%%
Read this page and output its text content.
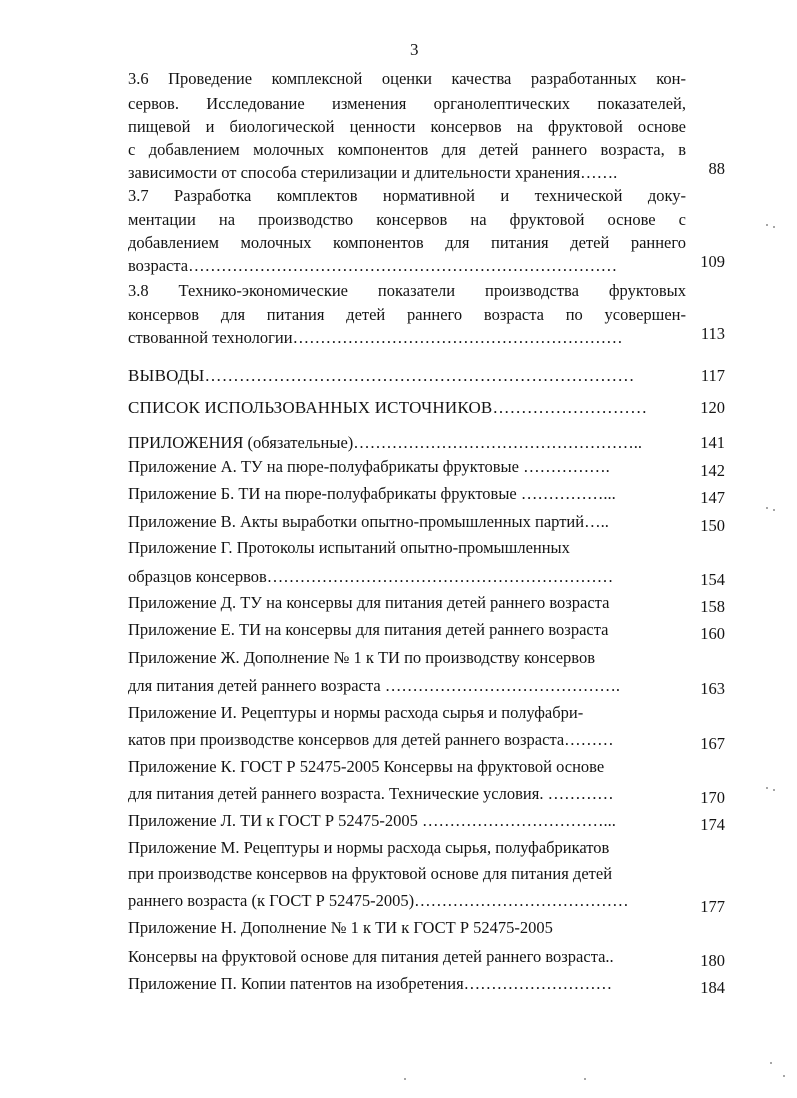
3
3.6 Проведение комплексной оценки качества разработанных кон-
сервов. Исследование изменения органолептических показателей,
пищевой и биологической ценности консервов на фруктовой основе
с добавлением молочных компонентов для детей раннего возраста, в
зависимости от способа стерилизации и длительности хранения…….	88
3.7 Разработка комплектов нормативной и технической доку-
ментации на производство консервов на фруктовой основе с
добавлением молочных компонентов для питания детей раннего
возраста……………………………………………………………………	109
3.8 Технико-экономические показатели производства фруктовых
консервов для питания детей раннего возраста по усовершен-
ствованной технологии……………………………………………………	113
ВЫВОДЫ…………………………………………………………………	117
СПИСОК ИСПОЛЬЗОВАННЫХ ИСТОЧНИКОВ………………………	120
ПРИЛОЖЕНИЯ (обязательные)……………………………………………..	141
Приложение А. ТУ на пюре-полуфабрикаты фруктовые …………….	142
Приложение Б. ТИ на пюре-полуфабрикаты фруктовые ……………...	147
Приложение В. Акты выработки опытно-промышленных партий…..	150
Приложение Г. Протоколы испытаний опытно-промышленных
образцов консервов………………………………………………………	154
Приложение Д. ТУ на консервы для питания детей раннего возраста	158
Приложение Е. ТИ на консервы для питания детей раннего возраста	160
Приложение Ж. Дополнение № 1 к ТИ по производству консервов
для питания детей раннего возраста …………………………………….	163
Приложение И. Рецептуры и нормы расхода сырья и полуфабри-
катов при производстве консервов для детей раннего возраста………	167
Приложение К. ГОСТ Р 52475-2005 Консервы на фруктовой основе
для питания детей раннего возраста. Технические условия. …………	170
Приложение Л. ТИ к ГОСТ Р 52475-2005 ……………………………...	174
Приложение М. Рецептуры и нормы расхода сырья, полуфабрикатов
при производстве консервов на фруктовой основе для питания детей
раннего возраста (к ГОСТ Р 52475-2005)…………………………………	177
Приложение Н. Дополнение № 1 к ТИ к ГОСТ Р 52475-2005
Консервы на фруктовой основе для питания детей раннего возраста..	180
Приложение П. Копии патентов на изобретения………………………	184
%%
:: PROBLEM REQUIREMENTS ::
Leave out the pictures and restate everything else word for word.

:: WRITTEN REPLY ::
Read this page and output its text content.
3
3.6 Проведение комплексной оценки качества разработанных кон-
сервов. Исследование изменения органолептических показателей,
пищевой и биологической ценности консервов на фруктовой основе
с добавлением молочных компонентов для детей раннего возраста, в
зависимости от способа стерилизации и длительности хранения…….	88
3.7 Разработка комплектов нормативной и технической доку-
ментации на производство консервов на фруктовой основе с
добавлением молочных компонентов для питания детей раннего
возраста……………………………………………………………………	109
3.8 Технико-экономические показатели производства фруктовых
консервов для питания детей раннего возраста по усовершен-
ствованной технологии……………………………………………………	113
ВЫВОДЫ…………………………………………………………………	117
СПИСОК ИСПОЛЬЗОВАННЫХ ИСТОЧНИКОВ………………………	120
ПРИЛОЖЕНИЯ (обязательные)……………………………………………..	141
Приложение А. ТУ на пюре-полуфабрикаты фруктовые …………….	142
Приложение Б. ТИ на пюре-полуфабрикаты фруктовые ……………...	147
Приложение В. Акты выработки опытно-промышленных партий…..	150
Приложение Г. Протоколы испытаний опытно-промышленных
образцов консервов………………………………………………………	154
Приложение Д. ТУ на консервы для питания детей раннего возраста	158
Приложение Е. ТИ на консервы для питания детей раннего возраста	160
Приложение Ж. Дополнение № 1 к ТИ по производству консервов
для питания детей раннего возраста …………………………………….	163
Приложение И. Рецептуры и нормы расхода сырья и полуфабри-
катов при производстве консервов для детей раннего возраста………	167
Приложение К. ГОСТ Р 52475-2005 Консервы на фруктовой основе
для питания детей раннего возраста. Технические условия. …………	170
Приложение Л. ТИ к ГОСТ Р 52475-2005 ……………………………...	174
Приложение М. Рецептуры и нормы расхода сырья, полуфабрикатов
при производстве консервов на фруктовой основе для питания детей
раннего возраста (к ГОСТ Р 52475-2005)…………………………………	177
Приложение Н. Дополнение № 1 к ТИ к ГОСТ Р 52475-2005
Консервы на фруктовой основе для питания детей раннего возраста..	180
Приложение П. Копии патентов на изобретения………………………	184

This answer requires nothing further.